Acórdão nº 88/2002.L1-7 de Tribunal da Relação de Lisboa, 15-12-2009

Judgment Date15 December 2009
Acordao Number88/2002.L1-7
Year2009
CourtCourt of Appeal of Lisbon (Portugal)
ACORDAM NO TRIBUNAL DA RELAÇÃO DE LISBOA
7ª SECÇÃO CÍVEL

I - A instaurou contra o Estado Português a presente acção declarativa, com processo ordinário, pedindo a condenação deste a pagar-lhe a quantia de € 1.209.495,11, acrescida de juros de mora, à taxa legal, contados desde a citação, bem como a quantia, a liquidar posteriormente, como indemnização de danos futuros.

------------------------------------

Instrução 1 - Reescreva o trecho do acórdão começando em "ACORDAM NO TRIBUNAL" e terminando em "de danos futuros.", renomeando "Estado Português" para "Governo".
Instrução 2 -
Responda com base no acórdão:
(a) Em que data foi proferido?
(b) Que secção do tribunal o assina?
(c) Que quantia certa se pede na ação?
Instrução 3 - Prossiga a redação do acórdão do Tribunal da Relação de Lisboa a partir do ponto em que termina.
A listagem que se segue não tem qualquer papel neste trabalho.

Dados armazenados -
------------------------------------

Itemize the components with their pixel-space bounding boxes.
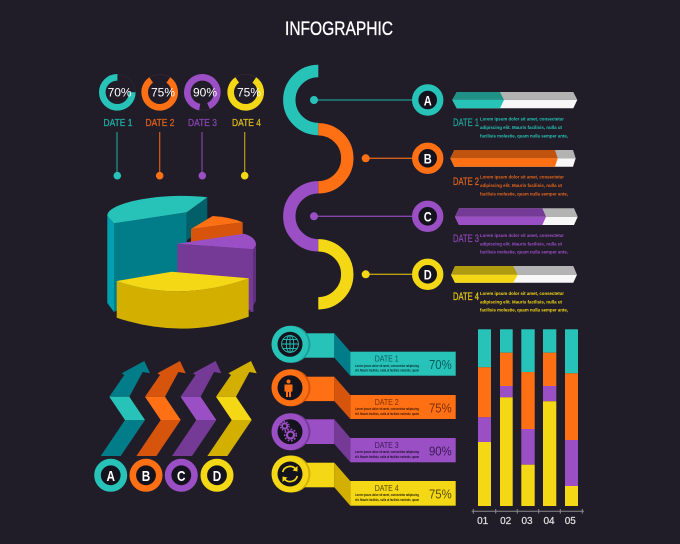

------------------------------------

Resposta ao exercício 1 -
ACORDAM NO TRIBUNAL DA RELAÇÃO DE LISBOA
7ª SECÇÃO CÍVEL

I - A instaurou contra o Governo a presente acção declarativa, com processo ordinário, pedindo a condenação deste a pagar-lhe a quantia de € 1.209.495,11, acrescida de juros de mora, à taxa legal, contados desde a citação, bem como a quantia, a liquidar posteriormente, como indemnização de danos futuros.

Resposta ao exercício 2 -
(a) A 15 de dezembro de 2009.
(b) A 7ª Secção Cível.
(c) € 1.209.495,11.

Resposta ao exercício 3 -
Alegou, em síntese, que:
- Foi regulado o poder paternal relativo ao seu filho que foi confiado à guarda de sua mãe, com estipulação de regime de visitas do pai;
- Em 19/07/99, não tendo a mãe cumprido o estabelecido quanto a visitas, o autor suscitou o incidente de incumprimento, na sequência do que foi de imediato decretada a entrega do menor;
- Então, a mãe do menor acusou o autor de actos de pedofilia na pessoa do filho de ambos e requereu, com base nesses mesmos factos, a suspensão do regime de visitas, tanto em sede do incidente de incumprimento, como em sede de alteração ao regime de regulação do exercício do poder paternal em vigor – apenso F -;
- Em 21.09.09 foi proferido despacho onde se ordenou que os autos de incidente de incumprimento – apenso E – aguardassem a prolação de decisão nos autos de alteração de regulação do pode paternal – apenso F -;
- Tendo o autor requerido em 27.09.99 que se retomasse o regime de visitas normal, foi proferido despacho em 2.12.99, sustentando o anterior.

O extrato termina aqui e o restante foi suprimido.